- **WHAT YOU NEED TO DO**: Only lines with the string "Critical" matter here; gather them from the material below.
____________________
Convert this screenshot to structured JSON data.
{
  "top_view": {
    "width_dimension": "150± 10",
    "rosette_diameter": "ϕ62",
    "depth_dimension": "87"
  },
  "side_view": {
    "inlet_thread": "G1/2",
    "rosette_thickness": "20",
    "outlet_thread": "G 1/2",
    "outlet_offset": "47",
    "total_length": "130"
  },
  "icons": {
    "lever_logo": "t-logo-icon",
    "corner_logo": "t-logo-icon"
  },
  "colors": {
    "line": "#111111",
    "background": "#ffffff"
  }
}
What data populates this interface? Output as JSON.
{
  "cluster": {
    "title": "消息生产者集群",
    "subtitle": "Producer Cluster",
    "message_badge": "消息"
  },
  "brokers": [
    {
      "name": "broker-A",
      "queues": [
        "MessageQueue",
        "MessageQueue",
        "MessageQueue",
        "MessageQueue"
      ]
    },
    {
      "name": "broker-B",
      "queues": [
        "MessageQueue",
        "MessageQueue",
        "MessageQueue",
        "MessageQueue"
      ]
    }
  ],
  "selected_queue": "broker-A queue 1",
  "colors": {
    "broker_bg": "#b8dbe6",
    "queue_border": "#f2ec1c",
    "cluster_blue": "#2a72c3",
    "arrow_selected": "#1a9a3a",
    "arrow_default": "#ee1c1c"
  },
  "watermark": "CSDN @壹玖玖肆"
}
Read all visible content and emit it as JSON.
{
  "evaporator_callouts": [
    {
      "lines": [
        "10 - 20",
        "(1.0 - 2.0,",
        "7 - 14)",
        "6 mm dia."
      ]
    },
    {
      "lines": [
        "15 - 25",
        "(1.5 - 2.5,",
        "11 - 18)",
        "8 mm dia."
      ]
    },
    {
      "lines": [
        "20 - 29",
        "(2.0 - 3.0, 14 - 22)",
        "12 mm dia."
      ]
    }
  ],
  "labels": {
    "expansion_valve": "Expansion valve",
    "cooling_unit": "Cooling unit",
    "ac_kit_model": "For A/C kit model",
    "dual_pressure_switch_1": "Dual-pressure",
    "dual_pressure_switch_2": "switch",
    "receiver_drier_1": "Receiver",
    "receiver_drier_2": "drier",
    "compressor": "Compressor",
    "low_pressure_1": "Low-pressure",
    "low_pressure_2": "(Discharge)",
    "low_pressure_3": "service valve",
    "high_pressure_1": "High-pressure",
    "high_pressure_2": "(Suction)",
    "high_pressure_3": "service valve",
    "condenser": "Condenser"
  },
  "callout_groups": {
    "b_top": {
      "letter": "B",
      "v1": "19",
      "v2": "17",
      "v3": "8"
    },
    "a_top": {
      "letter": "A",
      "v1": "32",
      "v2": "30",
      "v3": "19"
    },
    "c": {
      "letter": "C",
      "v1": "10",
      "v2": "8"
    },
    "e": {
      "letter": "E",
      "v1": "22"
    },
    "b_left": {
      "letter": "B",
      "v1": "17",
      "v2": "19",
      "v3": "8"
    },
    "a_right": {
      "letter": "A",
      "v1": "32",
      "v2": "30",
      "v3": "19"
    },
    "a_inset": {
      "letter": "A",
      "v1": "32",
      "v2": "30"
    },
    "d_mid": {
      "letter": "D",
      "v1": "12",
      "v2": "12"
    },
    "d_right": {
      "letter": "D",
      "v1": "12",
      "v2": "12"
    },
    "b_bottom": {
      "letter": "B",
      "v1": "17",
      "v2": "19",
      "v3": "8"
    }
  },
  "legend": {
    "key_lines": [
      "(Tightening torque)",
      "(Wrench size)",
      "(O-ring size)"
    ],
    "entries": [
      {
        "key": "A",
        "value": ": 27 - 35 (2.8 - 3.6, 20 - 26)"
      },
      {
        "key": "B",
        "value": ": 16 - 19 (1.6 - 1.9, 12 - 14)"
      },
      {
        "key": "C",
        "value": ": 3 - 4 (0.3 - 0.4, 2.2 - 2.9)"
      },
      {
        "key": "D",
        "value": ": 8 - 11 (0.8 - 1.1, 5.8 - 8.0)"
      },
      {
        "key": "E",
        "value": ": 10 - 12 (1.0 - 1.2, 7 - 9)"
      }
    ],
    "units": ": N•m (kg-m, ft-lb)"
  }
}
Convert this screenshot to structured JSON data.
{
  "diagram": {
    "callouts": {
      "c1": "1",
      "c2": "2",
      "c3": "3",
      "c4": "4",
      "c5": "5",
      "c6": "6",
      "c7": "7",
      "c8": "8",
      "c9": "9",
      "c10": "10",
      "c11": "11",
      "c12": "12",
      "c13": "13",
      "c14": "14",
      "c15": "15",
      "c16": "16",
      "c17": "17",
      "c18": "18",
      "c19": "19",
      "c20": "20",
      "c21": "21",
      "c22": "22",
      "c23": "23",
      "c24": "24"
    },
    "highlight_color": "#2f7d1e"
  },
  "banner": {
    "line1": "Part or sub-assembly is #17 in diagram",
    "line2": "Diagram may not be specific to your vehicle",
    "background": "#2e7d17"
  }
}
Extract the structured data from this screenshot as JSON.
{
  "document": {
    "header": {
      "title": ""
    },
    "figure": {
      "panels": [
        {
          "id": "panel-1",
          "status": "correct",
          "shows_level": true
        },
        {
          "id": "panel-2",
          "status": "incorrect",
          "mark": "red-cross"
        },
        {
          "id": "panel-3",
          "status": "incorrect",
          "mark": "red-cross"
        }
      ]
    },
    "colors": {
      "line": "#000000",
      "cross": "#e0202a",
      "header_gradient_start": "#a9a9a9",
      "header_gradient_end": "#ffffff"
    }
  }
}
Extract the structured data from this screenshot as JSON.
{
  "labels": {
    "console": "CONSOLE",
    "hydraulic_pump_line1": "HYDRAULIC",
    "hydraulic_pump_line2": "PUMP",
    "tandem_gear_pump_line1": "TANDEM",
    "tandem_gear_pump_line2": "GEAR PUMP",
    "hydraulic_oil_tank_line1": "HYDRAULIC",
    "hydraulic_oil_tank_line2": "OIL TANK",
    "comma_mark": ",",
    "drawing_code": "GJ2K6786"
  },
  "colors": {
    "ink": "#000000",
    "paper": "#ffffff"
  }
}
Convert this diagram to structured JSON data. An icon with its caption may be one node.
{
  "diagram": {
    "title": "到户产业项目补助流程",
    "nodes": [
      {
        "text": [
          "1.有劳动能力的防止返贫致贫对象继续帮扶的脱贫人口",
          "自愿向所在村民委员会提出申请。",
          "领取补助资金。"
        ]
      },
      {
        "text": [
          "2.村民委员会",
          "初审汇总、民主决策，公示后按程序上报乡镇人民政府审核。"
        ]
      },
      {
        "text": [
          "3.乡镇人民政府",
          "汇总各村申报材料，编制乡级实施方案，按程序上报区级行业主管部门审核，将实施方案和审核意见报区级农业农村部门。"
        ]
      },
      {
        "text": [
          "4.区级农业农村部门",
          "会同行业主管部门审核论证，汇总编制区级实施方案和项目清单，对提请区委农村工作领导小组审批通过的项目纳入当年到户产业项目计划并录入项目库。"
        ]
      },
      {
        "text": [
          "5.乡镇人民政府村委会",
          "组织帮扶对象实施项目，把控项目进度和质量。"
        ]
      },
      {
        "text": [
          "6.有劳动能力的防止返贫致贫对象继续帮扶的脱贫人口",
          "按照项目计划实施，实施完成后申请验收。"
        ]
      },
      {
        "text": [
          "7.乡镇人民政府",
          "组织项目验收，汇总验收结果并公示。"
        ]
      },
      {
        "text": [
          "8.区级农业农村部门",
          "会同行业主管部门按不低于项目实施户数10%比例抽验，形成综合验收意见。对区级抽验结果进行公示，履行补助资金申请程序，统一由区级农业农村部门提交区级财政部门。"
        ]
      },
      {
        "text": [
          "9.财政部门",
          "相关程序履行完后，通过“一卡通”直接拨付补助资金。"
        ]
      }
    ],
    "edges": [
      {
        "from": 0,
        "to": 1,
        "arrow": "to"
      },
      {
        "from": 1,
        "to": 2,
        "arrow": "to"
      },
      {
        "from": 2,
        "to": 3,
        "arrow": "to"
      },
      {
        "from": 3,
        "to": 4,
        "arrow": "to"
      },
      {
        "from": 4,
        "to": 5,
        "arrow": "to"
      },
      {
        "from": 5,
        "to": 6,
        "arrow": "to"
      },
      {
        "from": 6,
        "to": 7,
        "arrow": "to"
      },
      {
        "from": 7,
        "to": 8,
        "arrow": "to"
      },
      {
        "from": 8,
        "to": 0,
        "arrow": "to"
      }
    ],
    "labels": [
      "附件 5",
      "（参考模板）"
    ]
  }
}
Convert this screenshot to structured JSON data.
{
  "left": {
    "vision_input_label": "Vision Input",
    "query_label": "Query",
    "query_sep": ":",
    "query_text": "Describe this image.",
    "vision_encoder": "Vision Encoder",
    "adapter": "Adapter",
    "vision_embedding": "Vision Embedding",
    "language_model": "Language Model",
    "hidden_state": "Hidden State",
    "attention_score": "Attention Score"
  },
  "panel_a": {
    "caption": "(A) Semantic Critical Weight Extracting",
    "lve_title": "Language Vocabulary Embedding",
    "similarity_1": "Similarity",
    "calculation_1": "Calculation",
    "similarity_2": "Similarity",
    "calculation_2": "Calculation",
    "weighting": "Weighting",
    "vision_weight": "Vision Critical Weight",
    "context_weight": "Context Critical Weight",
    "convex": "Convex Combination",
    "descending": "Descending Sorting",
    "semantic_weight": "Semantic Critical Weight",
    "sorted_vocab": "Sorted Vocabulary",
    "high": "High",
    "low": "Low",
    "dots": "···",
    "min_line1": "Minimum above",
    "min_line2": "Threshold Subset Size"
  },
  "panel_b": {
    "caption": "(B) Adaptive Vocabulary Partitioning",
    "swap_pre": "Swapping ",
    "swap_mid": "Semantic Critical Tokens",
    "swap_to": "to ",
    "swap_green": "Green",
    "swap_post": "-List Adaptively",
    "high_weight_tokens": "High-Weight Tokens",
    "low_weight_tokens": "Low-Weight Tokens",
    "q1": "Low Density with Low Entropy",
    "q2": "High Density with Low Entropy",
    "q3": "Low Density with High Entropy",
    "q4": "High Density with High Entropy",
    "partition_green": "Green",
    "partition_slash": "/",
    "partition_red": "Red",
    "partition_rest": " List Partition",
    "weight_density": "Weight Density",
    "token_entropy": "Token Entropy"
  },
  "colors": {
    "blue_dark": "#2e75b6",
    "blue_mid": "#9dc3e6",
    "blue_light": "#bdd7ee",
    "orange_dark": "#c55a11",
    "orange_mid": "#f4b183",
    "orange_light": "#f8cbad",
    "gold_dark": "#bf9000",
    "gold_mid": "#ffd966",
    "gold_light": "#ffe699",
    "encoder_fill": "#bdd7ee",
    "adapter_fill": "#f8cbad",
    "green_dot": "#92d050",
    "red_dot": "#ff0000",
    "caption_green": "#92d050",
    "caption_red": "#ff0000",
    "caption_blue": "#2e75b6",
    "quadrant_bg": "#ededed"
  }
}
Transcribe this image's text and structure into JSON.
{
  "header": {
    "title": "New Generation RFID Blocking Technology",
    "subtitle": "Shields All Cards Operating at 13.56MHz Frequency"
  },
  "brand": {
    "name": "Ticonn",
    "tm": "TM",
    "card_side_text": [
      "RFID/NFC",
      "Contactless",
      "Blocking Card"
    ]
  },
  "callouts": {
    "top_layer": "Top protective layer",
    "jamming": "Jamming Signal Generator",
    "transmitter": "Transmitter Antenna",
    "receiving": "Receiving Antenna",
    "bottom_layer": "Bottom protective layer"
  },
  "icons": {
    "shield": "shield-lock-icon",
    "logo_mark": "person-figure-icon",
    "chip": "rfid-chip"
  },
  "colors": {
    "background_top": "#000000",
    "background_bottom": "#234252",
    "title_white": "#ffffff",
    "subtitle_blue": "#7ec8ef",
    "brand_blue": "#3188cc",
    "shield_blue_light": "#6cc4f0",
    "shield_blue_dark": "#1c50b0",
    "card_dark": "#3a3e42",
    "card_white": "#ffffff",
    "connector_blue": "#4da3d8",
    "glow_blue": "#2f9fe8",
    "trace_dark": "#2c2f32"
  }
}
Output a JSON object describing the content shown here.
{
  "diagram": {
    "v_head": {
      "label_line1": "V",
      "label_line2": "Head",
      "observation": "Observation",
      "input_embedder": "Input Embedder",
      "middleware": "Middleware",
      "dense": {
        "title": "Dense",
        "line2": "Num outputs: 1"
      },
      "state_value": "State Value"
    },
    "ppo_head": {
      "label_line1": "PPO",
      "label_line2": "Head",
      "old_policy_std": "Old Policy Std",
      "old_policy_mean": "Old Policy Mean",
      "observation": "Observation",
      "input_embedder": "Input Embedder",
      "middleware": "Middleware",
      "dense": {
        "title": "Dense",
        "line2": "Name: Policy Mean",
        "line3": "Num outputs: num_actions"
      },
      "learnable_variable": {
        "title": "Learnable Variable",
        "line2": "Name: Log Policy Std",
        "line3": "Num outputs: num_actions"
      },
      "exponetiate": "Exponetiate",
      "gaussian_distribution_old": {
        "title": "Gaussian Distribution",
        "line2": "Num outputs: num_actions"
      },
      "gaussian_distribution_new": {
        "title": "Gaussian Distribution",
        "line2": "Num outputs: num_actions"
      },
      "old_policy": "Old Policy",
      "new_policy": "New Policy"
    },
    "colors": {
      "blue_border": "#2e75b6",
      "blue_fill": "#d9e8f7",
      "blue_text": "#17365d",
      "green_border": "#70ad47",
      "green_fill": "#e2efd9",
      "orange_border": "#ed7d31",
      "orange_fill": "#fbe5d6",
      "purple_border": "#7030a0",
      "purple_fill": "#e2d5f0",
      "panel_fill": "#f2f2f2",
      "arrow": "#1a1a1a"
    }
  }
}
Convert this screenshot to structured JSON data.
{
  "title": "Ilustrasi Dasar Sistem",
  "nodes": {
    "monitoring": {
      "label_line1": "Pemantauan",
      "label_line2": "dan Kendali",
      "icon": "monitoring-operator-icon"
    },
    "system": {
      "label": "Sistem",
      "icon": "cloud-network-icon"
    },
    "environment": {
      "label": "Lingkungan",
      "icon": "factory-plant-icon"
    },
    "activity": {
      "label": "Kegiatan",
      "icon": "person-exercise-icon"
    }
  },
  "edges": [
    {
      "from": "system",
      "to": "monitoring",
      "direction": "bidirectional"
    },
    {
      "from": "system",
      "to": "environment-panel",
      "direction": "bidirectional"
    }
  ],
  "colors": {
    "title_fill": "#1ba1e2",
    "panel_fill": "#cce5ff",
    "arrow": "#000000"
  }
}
____________________
- **SOLUTION TO THIS PROBLEM**:
    "caption": "(A) Semantic Critical Weight Extracting",
    "vision_weight": "Vision Critical Weight",
    "context_weight": "Context Critical Weight",
    "semantic_weight": "Semantic Critical Weight",
    "swap_mid": "Semantic Critical Tokens",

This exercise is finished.